* **TASK DIRECTIONS**
Pull out each line of the records holding the string "legend".

Data items:
------------------------------

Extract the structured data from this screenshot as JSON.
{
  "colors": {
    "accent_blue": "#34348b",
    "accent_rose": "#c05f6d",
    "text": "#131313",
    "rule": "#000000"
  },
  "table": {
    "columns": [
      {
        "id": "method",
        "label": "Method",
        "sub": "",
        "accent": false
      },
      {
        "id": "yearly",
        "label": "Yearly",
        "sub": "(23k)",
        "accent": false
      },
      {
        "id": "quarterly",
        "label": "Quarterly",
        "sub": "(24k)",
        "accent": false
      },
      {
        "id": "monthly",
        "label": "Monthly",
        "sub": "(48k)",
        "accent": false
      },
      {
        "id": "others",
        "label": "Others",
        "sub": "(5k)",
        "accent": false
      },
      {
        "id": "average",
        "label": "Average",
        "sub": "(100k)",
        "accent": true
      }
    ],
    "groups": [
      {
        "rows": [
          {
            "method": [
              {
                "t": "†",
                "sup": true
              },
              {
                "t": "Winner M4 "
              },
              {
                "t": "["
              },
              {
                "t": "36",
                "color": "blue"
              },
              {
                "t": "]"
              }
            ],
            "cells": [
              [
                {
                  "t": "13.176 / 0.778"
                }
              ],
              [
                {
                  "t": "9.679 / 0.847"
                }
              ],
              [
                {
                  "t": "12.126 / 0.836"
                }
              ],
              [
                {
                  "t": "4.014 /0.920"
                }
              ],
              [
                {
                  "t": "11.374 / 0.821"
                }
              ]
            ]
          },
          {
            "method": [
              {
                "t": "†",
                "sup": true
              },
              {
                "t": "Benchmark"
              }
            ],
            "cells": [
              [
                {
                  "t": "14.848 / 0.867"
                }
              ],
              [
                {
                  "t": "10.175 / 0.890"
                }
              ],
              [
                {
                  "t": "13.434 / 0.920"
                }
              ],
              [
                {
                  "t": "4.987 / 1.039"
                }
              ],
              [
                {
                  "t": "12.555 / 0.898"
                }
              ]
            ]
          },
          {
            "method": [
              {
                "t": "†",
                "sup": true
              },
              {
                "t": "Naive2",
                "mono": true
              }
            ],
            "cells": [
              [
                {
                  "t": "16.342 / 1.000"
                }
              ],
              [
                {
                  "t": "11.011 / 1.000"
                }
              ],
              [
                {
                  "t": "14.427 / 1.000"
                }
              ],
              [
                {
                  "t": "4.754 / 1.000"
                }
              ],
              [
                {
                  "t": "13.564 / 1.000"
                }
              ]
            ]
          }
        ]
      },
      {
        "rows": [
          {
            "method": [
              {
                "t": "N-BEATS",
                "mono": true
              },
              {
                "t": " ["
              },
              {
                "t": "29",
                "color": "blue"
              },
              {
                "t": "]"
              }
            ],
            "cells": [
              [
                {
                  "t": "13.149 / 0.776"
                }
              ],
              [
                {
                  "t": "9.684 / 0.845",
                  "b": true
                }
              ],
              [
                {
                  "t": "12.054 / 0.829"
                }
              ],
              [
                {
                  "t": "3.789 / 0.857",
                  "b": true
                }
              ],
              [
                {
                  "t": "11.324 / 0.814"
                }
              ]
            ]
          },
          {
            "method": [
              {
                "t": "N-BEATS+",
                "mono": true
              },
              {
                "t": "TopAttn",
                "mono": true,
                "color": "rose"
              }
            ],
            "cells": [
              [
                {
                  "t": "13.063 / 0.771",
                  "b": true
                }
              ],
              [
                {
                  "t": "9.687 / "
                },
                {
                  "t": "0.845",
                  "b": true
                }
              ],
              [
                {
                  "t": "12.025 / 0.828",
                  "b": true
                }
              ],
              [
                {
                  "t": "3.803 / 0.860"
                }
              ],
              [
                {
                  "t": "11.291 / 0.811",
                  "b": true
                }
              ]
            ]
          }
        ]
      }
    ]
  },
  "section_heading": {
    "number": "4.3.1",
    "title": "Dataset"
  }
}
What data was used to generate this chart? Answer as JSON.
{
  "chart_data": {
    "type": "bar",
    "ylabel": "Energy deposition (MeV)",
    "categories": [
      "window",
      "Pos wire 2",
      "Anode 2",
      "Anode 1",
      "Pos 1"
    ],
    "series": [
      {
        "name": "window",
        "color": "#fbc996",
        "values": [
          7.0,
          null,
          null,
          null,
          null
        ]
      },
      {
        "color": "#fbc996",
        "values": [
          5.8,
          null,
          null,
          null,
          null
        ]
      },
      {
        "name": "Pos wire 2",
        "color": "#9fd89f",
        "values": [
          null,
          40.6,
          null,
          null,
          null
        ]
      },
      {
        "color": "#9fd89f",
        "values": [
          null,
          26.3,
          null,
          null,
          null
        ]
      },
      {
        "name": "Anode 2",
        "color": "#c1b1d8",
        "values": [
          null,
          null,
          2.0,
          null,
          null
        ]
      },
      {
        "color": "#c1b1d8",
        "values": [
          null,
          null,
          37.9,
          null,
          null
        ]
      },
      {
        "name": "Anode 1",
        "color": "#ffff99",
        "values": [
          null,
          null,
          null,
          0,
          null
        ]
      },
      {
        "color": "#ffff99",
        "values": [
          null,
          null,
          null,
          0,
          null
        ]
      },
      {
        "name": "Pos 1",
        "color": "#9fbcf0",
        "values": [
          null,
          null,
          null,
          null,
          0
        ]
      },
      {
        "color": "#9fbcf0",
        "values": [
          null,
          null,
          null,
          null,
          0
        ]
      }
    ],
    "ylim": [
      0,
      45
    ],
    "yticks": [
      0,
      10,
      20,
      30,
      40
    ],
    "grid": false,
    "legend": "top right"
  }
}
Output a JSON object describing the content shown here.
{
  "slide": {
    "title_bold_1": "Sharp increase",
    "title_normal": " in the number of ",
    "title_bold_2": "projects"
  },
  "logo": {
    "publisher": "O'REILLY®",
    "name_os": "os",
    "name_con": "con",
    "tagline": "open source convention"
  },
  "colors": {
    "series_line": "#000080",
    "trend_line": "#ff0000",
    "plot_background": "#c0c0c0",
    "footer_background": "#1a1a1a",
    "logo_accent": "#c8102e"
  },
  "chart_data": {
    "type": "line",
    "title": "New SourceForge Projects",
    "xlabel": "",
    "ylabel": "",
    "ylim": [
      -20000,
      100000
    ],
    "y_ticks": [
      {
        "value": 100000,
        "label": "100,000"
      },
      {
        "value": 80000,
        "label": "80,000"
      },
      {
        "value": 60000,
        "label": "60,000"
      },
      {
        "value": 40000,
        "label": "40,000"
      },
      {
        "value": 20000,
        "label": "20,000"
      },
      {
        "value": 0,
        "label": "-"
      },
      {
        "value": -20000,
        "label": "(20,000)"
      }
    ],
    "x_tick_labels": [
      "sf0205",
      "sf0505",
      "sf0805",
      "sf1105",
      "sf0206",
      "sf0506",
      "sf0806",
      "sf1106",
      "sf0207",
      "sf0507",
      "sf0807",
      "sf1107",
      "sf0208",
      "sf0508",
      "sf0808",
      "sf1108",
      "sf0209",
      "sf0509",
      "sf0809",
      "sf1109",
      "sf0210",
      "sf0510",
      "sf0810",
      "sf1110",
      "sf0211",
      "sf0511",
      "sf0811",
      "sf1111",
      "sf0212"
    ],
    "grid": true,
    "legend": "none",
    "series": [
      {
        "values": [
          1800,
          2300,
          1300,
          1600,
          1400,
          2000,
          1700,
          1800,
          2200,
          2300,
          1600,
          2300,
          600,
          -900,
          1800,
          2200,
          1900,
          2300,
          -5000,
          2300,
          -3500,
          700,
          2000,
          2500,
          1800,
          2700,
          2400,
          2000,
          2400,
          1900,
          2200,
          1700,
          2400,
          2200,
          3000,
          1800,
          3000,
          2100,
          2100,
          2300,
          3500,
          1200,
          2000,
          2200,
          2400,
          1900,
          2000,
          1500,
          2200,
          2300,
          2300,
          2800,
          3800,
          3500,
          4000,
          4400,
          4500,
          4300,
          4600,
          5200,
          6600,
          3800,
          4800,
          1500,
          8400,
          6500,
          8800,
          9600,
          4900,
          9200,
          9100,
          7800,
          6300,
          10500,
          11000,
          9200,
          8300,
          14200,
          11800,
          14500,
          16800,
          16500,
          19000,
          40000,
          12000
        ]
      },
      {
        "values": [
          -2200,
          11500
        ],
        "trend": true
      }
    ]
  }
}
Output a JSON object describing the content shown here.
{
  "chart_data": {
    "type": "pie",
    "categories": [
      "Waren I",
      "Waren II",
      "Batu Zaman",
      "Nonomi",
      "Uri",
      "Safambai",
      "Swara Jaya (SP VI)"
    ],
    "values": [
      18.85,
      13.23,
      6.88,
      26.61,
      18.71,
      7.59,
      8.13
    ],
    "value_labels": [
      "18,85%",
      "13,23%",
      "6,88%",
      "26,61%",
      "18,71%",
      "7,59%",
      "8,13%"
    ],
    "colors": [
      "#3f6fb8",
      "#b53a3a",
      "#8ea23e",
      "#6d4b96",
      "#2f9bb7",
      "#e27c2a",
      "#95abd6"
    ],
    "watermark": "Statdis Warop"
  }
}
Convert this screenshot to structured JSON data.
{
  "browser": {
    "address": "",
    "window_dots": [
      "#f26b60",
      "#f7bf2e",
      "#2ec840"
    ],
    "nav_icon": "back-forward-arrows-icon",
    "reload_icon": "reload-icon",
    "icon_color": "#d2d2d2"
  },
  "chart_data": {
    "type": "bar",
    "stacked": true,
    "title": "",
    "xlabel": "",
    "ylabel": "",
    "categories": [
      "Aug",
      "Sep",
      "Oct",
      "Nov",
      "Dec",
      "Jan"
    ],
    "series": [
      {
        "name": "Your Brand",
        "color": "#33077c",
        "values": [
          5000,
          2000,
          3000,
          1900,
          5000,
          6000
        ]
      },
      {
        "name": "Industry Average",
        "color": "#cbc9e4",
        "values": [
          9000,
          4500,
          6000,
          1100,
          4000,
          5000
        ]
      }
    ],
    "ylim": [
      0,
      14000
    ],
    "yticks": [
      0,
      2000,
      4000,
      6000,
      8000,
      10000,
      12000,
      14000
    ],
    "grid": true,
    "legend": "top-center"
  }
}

------------------------------

* **WRITTEN ANSWER**
    "legend": "top right"
    "legend": "none",
    "legend": "top-center"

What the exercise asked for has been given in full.